SOURCE EXCERPT

════════════════

We watched him in the pit.
We watched him in the dark.
We watched him in the waiting.
And every step of the way, we kept coming back to the same truth:
God is with you, and God is at work.
That has really been the heartbeat of the whole series.
God is with Joseph when life falls apart.
God is with Joseph when temptation comes.
God is with Joseph when the waiting feels long and the silence feels heavy.
And by now, if you’ve been tracking with Joseph’s story, you can feel something building.
Because Joseph’s life has not just been hard. It has been shaping him.
The pit shaped him.
The hidden years shaped him.
The prison shaped him.
The waiting shaped him.
And that raises the question that this final session has been moving toward all along:
What kind of person has all that pain produced?
Because suffering always forms something.
Pain is never just something you go through.
It always starts doing something in you.
It can make you softer.
It can make you harder.
It can deepen your dependence on God.
Or it can feed bitterness, self-protection, and revenge.
And now, at the end of Joseph’s story, we finally arrive at the moment where all of that gets tested.
Joseph now has power.
Joseph now has position.
Joseph now has the chance to deal with the very people who wounded him most deeply.

════════════════

GIVEN PROBLEM
According to the passage about Joseph, which four things shaped him? Please rely solely on the passage about Joseph for this, not on the data.

Region annotation data:
════════════════

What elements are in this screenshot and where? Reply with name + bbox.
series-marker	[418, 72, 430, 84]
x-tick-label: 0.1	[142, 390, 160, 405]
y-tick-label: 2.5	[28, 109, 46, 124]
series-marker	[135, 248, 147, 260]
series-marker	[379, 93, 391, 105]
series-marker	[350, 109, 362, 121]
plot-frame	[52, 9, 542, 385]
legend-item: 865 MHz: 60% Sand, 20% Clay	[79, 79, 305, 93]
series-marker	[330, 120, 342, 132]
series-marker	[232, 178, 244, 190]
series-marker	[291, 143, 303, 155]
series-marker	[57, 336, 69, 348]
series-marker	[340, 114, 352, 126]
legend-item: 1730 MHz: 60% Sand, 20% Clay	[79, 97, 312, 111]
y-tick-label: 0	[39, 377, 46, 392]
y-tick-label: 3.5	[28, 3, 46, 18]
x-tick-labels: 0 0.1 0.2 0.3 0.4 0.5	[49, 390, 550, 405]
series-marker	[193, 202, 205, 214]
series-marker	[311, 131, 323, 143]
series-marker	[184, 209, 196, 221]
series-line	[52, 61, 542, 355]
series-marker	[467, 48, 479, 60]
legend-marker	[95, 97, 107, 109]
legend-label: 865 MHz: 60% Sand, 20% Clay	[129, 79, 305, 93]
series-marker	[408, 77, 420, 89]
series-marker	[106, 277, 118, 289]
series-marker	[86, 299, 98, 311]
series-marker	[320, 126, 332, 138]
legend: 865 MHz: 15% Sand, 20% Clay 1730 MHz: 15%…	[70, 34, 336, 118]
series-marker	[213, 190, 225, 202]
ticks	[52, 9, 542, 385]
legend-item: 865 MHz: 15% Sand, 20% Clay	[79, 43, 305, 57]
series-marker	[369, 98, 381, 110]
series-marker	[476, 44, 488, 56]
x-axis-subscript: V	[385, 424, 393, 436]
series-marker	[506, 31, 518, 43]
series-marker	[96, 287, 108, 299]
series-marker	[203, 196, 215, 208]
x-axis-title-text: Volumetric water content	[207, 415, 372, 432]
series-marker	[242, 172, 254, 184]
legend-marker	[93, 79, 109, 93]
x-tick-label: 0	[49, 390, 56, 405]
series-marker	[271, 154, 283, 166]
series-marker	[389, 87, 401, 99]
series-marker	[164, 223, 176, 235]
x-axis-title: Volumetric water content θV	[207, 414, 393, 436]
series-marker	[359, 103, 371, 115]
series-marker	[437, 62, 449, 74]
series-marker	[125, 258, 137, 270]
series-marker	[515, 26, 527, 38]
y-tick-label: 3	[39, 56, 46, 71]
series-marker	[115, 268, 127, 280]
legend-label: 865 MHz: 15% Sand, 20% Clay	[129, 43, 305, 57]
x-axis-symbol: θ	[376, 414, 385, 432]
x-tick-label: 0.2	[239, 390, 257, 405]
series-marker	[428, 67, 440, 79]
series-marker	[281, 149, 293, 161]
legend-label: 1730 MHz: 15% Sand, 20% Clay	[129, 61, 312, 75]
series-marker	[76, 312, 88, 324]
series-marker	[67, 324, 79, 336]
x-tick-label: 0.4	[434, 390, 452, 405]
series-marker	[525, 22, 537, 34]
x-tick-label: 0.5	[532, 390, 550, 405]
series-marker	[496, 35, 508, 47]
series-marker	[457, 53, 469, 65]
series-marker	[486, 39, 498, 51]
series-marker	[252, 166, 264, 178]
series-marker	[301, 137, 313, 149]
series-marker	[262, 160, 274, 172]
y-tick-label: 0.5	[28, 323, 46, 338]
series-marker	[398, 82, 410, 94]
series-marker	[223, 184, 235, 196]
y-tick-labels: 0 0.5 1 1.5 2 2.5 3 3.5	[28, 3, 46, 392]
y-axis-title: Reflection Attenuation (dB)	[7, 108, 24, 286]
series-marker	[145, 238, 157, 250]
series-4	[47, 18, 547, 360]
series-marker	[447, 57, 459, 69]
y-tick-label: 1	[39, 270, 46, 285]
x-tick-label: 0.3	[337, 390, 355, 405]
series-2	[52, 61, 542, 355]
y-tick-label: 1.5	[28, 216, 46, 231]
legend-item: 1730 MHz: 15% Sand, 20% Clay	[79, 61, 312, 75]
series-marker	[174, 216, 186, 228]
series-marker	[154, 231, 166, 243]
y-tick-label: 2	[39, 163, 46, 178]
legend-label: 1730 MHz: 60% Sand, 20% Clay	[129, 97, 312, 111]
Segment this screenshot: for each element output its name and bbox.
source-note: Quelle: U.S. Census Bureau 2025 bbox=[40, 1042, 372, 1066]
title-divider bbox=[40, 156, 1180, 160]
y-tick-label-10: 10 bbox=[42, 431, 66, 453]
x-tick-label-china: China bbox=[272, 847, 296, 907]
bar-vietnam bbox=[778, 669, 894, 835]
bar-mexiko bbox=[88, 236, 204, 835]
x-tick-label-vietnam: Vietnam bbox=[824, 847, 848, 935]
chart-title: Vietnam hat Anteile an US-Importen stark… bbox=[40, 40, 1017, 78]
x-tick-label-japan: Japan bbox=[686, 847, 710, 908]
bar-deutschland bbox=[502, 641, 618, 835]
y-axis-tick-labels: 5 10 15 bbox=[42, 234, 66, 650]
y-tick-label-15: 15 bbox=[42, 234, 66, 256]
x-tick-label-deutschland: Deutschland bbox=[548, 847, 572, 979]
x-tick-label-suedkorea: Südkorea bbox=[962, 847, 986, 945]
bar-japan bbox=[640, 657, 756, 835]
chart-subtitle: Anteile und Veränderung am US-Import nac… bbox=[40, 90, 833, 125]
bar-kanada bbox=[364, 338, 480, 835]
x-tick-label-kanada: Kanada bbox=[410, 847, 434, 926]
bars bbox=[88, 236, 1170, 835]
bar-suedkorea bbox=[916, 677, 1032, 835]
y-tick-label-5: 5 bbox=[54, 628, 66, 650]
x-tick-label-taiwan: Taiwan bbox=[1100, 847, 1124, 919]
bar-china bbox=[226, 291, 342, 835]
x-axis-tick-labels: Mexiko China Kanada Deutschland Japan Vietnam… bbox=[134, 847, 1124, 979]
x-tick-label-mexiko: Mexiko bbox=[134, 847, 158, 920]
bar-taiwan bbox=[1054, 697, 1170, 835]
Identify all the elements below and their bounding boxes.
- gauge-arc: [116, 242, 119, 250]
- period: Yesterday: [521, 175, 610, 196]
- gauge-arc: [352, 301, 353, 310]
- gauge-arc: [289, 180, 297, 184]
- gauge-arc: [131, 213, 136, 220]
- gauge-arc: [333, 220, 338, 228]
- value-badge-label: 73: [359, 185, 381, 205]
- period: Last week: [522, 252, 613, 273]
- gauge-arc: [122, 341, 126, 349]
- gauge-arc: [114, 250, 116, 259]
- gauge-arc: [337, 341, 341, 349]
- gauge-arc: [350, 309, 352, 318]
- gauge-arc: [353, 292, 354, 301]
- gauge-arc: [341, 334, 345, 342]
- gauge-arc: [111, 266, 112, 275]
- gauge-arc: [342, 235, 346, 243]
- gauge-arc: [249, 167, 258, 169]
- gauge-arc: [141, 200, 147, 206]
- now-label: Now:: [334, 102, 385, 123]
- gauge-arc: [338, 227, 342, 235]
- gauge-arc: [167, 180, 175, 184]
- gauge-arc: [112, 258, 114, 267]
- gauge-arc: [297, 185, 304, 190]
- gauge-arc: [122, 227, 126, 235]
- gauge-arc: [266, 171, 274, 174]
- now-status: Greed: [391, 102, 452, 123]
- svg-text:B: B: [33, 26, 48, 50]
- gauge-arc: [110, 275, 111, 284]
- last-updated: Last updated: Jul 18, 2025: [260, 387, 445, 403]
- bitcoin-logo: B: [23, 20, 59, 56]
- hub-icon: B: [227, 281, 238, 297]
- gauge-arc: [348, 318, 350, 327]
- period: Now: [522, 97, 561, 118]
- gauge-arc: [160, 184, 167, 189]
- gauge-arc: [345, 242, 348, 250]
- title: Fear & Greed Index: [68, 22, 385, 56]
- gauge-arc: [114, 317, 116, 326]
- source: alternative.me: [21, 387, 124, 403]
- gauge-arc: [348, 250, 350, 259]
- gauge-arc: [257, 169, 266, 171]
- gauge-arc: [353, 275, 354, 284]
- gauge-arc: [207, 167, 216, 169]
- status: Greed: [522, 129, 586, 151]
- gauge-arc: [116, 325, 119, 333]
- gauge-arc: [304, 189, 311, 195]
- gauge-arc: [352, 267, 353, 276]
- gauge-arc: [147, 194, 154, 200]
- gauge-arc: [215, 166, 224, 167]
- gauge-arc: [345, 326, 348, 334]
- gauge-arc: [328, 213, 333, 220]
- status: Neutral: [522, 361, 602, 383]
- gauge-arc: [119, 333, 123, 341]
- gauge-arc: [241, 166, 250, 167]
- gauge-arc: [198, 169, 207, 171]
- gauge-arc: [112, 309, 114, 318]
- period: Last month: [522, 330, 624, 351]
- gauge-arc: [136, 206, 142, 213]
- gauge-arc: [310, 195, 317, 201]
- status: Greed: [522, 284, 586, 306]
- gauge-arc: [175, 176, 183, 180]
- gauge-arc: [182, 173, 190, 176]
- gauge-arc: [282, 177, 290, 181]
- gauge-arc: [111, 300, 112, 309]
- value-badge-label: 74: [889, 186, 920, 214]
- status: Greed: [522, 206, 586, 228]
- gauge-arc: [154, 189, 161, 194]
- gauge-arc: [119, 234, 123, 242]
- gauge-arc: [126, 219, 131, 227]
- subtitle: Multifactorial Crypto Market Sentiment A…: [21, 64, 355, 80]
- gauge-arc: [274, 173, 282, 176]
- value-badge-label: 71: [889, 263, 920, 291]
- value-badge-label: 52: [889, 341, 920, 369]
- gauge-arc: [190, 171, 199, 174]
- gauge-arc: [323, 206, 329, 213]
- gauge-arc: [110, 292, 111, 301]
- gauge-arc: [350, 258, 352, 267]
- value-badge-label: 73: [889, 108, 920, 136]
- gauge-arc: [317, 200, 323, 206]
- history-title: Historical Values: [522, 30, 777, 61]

════════════════

SOLUTION BELOW
The pit, the hidden years, the prison, and the waiting.